Going through the material below, please gather all lines with the word "Kris" in them.

(Extracted data entries):

----

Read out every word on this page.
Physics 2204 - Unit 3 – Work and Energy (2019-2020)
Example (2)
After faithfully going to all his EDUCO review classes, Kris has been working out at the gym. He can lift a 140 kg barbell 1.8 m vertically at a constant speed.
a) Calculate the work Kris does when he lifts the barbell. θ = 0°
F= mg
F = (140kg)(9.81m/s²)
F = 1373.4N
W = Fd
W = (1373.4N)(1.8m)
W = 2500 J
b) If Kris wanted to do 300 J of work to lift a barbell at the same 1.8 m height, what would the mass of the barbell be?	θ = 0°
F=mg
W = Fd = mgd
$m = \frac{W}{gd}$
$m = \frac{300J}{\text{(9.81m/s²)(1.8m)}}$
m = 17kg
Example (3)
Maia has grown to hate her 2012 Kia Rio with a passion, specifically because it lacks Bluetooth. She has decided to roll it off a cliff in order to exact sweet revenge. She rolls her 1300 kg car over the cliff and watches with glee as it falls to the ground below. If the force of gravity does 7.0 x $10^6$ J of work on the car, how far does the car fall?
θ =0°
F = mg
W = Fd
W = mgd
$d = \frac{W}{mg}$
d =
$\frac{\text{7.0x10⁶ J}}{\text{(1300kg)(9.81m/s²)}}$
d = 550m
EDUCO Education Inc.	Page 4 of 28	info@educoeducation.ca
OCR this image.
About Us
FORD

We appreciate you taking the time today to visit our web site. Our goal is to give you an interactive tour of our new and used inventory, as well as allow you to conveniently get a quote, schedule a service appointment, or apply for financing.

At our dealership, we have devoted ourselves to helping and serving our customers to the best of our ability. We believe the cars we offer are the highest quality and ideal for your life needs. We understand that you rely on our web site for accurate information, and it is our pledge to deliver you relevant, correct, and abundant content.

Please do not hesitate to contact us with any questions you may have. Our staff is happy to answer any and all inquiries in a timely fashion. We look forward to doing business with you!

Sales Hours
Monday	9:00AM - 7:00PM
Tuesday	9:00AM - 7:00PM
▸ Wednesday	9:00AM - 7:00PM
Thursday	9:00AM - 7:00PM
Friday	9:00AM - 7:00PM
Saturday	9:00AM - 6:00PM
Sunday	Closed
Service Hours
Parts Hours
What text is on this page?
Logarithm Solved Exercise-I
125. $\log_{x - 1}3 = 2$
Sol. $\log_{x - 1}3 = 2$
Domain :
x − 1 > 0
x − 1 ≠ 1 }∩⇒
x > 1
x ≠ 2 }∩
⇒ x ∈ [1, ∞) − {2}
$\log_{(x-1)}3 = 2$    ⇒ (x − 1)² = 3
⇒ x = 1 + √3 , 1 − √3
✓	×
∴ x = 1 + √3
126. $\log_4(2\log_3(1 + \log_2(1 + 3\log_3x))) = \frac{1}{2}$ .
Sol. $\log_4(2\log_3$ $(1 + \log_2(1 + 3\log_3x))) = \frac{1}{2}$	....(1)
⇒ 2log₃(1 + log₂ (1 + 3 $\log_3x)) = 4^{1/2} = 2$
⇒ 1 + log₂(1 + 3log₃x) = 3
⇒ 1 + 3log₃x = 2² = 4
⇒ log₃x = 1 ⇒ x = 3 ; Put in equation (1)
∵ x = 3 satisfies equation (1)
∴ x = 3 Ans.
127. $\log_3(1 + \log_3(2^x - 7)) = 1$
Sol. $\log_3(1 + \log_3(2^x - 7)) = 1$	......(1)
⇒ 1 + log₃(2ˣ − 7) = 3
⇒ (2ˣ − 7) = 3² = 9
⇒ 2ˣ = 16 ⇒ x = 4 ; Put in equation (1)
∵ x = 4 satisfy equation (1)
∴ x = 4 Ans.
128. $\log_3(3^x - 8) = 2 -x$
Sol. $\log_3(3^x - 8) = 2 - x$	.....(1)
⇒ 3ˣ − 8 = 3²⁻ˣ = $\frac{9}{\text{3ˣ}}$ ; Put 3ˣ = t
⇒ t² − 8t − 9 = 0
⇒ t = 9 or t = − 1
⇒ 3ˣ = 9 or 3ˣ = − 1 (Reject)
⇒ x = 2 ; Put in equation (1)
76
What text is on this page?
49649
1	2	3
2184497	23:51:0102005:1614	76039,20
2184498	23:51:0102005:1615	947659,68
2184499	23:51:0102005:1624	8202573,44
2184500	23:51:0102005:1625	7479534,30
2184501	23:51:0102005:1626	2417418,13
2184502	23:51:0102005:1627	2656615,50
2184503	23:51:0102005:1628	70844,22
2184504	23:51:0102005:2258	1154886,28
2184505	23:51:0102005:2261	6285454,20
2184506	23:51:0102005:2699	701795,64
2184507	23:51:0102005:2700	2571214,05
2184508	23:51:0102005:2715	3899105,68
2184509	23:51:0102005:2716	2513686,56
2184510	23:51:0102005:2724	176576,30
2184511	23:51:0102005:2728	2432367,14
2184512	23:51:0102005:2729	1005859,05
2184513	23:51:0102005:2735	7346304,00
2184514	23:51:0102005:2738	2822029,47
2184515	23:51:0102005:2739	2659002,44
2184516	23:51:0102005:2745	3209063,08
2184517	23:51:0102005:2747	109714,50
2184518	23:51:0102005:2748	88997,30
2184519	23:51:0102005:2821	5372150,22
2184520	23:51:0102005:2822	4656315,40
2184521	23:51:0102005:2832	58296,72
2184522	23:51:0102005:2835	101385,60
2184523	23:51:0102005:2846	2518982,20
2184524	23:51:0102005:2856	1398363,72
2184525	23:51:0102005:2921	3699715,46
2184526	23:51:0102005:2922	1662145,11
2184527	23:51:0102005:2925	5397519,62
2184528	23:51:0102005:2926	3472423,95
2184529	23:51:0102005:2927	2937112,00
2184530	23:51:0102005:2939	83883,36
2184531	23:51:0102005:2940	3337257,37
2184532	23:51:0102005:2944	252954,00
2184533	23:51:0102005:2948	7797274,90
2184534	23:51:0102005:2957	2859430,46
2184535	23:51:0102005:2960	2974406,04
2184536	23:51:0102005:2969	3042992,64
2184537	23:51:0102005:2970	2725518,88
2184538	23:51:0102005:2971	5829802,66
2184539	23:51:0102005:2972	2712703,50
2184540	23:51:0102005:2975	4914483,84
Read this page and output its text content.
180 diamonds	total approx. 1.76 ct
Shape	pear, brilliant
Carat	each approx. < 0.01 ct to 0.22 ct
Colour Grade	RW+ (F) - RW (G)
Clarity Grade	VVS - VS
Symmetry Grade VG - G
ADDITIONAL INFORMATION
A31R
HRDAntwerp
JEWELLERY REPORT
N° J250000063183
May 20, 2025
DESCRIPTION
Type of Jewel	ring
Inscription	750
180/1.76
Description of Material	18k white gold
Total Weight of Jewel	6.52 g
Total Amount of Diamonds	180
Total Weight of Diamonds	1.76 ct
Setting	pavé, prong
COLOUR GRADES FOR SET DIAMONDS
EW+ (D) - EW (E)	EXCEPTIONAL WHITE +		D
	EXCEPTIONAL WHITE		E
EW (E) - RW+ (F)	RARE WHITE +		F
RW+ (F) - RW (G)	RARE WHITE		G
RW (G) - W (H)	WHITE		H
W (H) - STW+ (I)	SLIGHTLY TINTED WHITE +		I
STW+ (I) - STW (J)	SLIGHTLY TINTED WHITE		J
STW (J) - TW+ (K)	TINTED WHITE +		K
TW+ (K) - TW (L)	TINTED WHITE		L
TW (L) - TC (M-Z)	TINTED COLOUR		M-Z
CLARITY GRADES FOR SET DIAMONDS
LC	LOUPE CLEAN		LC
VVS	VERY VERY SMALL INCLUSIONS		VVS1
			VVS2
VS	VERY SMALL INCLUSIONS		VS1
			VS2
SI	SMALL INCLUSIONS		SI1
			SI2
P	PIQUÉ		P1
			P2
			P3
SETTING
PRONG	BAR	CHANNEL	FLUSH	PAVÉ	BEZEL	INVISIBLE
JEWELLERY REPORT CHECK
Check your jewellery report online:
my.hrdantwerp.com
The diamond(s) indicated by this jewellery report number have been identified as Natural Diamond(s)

----

(Solution to the exercise):
After faithfully going to all his EDUCO review classes, Kris has been working out at the gym. He can lift a 140 kg barbell 1.8 m vertically at a constant speed.
a) Calculate the work Kris does when he lifts the barbell. θ = 0°
b) If Kris wanted to do 300 J of work to lift a barbell at the same 1.8 m height, what would the mass of the barbell be?	θ = 0°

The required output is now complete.